**Description of the task:**
Answer with one number: how many lines have "text".

---------- Given information ----------

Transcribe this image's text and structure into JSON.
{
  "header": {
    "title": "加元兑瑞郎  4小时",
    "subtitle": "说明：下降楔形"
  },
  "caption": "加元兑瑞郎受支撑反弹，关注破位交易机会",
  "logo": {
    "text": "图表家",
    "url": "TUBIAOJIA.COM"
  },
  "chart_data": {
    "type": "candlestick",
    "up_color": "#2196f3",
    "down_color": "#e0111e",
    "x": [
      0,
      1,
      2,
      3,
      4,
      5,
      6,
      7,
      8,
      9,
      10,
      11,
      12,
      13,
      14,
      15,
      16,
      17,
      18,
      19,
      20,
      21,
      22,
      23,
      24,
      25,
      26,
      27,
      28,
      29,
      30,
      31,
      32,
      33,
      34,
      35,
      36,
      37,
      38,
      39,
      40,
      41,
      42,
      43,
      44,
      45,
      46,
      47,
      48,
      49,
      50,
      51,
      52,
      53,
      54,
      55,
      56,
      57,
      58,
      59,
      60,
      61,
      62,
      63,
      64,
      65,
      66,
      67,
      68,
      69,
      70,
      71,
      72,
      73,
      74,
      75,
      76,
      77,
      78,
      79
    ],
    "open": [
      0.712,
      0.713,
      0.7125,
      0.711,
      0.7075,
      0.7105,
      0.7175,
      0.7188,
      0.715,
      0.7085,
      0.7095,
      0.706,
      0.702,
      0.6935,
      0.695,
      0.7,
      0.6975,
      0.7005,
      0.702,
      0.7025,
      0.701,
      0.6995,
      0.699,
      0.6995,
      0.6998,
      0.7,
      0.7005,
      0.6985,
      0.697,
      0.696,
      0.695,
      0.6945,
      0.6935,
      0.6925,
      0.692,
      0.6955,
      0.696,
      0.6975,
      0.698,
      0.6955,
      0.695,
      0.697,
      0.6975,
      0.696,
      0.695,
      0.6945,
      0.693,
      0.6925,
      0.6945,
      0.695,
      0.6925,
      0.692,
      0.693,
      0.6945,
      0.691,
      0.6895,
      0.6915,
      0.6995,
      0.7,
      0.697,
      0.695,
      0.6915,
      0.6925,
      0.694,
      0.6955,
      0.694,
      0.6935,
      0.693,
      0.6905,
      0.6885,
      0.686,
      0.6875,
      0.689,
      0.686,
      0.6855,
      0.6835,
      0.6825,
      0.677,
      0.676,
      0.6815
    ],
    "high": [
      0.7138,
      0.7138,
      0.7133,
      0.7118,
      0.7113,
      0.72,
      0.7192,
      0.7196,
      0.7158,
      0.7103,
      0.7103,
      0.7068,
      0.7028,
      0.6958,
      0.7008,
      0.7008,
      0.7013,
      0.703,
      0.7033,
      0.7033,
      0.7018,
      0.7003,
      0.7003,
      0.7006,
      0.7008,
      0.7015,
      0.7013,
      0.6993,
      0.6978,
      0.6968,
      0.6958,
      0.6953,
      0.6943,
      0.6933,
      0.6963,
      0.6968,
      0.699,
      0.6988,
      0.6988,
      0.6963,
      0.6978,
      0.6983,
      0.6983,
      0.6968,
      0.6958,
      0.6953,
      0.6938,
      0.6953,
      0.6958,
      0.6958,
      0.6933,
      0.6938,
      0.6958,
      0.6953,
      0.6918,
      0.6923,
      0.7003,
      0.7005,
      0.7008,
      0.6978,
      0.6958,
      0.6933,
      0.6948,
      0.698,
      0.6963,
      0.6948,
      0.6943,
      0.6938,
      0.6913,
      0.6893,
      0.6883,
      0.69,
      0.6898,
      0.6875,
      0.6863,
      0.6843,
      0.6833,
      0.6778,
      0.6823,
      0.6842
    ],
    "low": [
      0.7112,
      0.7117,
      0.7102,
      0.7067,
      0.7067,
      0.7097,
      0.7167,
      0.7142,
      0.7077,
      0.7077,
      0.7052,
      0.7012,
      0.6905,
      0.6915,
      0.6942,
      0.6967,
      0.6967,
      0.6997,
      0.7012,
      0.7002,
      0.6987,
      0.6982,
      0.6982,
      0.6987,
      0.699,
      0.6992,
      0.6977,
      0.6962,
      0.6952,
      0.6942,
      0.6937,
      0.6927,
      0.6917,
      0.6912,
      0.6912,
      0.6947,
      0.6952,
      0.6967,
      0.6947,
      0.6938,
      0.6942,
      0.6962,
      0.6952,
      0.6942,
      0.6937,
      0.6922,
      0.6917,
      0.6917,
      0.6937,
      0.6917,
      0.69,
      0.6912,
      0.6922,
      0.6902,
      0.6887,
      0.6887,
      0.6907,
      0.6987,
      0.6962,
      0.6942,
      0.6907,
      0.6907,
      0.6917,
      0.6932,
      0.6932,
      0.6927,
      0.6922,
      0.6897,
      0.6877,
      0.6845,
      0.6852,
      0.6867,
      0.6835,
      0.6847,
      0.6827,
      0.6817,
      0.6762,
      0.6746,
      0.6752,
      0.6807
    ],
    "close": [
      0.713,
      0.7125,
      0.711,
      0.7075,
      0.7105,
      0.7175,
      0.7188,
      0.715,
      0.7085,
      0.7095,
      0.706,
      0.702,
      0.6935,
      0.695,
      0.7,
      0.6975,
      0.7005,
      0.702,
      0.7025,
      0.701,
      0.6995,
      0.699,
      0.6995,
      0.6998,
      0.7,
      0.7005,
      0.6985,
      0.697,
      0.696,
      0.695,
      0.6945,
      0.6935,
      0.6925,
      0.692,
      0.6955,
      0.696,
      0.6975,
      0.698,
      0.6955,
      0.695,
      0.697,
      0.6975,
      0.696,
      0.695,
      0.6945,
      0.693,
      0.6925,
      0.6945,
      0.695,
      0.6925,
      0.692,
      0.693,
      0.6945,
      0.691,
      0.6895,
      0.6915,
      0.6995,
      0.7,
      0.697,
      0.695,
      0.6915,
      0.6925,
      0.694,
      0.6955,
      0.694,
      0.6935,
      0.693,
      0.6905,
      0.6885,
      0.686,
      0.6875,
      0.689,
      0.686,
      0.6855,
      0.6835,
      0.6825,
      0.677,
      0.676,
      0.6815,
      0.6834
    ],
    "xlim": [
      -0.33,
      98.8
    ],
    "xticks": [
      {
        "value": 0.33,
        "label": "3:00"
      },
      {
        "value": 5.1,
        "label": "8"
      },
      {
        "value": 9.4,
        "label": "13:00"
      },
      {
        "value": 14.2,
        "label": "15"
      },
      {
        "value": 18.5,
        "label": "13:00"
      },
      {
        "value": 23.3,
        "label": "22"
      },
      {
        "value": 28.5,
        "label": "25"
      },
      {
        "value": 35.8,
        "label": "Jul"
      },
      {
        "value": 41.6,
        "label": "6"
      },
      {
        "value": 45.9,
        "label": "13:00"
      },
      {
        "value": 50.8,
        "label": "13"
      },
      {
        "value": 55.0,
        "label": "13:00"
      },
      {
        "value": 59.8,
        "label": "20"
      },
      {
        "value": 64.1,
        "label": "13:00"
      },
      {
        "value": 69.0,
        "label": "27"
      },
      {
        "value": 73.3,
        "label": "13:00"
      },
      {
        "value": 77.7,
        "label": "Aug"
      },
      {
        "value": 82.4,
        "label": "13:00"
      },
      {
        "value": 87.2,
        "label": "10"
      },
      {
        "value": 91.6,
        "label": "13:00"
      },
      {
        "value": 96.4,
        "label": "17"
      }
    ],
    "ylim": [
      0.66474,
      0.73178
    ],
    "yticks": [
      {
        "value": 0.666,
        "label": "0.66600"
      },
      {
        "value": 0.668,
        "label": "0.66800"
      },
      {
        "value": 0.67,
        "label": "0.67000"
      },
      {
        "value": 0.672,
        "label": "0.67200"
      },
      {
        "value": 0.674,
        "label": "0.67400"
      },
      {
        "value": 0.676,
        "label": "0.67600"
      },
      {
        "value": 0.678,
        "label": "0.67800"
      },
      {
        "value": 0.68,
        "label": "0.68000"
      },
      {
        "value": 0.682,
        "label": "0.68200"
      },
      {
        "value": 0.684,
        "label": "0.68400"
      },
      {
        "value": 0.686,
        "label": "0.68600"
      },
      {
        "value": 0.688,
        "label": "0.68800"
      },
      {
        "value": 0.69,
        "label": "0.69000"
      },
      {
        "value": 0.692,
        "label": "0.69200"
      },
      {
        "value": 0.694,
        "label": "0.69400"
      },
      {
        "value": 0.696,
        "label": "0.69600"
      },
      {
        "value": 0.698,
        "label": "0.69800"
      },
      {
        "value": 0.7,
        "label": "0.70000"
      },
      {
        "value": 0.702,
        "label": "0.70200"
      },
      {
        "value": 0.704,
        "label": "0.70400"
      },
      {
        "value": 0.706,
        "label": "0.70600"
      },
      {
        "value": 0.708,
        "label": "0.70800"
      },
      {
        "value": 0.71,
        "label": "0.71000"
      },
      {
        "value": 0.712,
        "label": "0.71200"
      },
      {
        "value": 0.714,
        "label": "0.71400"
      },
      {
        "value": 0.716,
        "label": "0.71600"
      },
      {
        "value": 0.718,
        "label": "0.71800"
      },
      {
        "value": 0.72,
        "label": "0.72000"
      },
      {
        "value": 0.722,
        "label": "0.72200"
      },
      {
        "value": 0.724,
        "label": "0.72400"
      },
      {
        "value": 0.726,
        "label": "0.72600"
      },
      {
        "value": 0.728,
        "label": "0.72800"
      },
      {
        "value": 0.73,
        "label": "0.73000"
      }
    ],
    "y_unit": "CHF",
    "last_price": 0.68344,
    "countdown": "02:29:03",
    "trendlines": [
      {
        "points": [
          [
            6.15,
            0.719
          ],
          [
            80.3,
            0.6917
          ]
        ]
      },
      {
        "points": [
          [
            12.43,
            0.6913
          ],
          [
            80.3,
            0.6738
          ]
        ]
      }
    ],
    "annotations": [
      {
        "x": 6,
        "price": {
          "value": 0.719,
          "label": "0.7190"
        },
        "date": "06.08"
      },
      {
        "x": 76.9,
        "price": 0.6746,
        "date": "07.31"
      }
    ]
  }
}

----------

**Reply:**
2